* Begin PASSAGE SHOWN *

TSP Loan vs. In-Service Withdrawal: What Federal Employees Need to Know
While still employed, you have two ways to access your TSP balance before retirement: a loan you repay, or an in-service withdrawal you don't. They look similar on the surface but carry very different tax consequences — and a specific trap that catches federal employees who are close to retiring.
Option 1: TSP Loans
A TSP loan is not a withdrawal. You borrow from your own account and repay it — with interest — through automatic payroll deductions. The IRS doesn't treat a loan as taxable income when you take it, as long as you follow the rules.1
Two loan types
General purpose loan: No documentation required. Use the funds for any reason. Repayment term: 1 to 60 months (up to 5 years).
Residential loan: Must be used to purchase or construct your primary residence. Requires documentation (e.g., purchase agreement or construction contract, submitted within 30 days of the loan request). Repayment term: 1 to 180 months (up to 15 years).
You can have one of each type outstanding simultaneously — one general purpose and one residential — but not two of the same type at once.

* End PASSAGE SHOWN *
* Begin EXTRACTED INFORMATION *

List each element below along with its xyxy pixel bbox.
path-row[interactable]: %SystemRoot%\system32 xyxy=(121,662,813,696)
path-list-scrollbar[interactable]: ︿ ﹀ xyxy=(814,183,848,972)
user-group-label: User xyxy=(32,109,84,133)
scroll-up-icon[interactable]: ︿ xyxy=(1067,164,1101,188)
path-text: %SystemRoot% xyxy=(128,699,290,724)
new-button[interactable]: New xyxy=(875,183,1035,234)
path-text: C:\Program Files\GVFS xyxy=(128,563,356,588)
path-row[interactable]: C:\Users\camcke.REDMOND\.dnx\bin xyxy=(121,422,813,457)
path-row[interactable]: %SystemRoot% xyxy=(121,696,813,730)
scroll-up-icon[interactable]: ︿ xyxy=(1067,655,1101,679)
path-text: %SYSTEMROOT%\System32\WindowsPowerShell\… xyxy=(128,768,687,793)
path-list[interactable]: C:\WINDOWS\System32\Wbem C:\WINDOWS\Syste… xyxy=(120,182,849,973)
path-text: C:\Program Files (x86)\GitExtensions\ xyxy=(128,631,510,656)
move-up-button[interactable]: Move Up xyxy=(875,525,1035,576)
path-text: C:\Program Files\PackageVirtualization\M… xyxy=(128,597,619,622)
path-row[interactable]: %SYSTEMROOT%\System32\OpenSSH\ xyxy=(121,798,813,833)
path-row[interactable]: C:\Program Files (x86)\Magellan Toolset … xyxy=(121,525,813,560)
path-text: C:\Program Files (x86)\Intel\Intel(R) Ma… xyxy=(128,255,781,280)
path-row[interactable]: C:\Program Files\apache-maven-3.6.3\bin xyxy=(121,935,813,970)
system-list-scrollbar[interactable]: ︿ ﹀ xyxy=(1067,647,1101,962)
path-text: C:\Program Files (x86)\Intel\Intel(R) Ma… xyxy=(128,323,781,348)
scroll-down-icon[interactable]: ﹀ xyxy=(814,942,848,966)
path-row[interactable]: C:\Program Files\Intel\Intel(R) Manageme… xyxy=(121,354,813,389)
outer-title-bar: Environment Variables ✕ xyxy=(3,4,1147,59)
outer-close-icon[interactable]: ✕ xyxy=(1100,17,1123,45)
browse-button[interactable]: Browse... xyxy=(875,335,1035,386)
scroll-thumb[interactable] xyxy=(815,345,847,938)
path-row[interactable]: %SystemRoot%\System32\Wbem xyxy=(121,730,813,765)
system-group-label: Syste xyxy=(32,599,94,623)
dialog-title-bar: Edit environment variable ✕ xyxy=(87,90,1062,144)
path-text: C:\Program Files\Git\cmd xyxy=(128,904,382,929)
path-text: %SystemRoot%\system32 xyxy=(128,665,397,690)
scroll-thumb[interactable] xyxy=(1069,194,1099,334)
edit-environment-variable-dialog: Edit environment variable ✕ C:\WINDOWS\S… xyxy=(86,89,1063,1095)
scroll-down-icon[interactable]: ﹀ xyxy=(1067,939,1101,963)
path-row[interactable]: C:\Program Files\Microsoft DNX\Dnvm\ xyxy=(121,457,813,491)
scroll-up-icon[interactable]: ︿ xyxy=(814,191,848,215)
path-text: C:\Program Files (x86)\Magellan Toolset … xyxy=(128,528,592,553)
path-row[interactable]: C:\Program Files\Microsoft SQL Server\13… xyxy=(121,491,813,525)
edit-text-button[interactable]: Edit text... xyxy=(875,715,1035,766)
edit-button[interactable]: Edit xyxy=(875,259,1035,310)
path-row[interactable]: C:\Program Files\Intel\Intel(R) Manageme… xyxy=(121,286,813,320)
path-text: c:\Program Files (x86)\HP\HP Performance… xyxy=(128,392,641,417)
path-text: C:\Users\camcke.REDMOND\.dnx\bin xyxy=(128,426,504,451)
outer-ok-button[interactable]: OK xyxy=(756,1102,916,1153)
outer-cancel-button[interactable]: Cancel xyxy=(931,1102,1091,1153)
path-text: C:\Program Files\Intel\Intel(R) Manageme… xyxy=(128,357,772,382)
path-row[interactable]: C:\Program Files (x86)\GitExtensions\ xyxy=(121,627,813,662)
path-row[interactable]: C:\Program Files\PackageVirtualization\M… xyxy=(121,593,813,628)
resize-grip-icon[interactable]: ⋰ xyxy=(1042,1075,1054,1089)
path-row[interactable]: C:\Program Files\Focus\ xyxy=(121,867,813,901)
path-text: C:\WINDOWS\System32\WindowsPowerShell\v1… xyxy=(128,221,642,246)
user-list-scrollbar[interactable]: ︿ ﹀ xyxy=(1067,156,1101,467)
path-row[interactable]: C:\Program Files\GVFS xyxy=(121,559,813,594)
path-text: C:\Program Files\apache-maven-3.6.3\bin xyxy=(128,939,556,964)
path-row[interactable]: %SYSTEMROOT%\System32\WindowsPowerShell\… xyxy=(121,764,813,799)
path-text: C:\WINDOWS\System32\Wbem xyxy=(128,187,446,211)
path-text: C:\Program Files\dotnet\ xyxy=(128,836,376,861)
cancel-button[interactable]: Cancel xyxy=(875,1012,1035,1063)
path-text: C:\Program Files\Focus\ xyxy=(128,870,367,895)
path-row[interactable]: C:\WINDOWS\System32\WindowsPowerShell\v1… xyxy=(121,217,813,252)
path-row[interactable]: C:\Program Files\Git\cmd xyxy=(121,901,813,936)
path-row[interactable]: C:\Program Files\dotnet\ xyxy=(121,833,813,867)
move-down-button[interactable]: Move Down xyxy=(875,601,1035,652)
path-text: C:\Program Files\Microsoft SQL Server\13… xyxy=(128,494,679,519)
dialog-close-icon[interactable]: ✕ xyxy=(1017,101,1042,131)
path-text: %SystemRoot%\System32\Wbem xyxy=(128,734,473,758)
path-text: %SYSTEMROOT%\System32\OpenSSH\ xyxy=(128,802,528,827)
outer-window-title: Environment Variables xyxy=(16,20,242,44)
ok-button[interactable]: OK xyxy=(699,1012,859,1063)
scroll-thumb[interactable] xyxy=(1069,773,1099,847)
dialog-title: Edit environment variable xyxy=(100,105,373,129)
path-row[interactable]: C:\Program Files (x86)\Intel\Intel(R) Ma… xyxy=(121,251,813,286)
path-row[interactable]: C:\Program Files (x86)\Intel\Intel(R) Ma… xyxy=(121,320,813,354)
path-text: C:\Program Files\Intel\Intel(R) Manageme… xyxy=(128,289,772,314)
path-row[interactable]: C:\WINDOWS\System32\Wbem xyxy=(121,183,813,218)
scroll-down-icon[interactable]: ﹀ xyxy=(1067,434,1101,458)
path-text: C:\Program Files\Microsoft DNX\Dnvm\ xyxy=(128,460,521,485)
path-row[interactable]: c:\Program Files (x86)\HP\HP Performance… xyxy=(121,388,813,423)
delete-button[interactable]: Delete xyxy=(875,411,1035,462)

* End EXTRACTED INFORMATION *

**WHAT IS ASKED**
1) Using the article on TSP loans and in-service withdrawals, decide whether each statement agrees with it. For each, answer yes or no and quote the deciding words. (a) A general purpose loan requires documentation. (b) A residential loan can be repaid over as long as 15 years. (c) A borrower may have two general purpose loans outstanding at the same time.
2) Carry the article on TSP loans and in-service withdrawals forward from its last sentence.

**RESULTS**
1)
(a) No: "No documentation required."
(b) Yes: "Repayment term: 1 to 180 months (up to 15 years)."
(c) No: "but not two of the same type at once."

2)
How much you can borrow
The maximum loan amount is the smallest of two limits:1
- IRS limit (IRC § 72(p)): $50,000, reduced by the highest outstanding loan balance in the prior 12 months
- TSP limit: 50% of your vested account balance (or $10,000, whichever is greater), minus any outstanding loan balance
Minimum loan: $1,000.
Example: You have $180,000 vested in TSP with no outstanding loans. The TSP limit gives you 50% × $180,000 = $90,000. The IRS limit caps it at $50,000. Your maximum loan is $50,000.
Example: You have $16,000 vested in TSP. Half is $8,000, but the TSP minimum floor is $10,000. You could borrow up to $10,000 (if the IRS cap allows it and you have no outstanding loans).
Interest rate
TSP sets the loan interest rate equal to the G Fund rate in effect at the time your loan request is processed — the same rate published monthly on tsp.gov/funds-individual/g-fund/. The rate is fixed for the life of the loan once set.
You pay that interest back into your own account. That sounds like a wash, but there are two hidden costs described below.
Repayment mechanics
Repayments come out of your paycheck automatically, as equal installments, on an after-tax basis. If you're paid biweekly, you'll have biweekly deductions.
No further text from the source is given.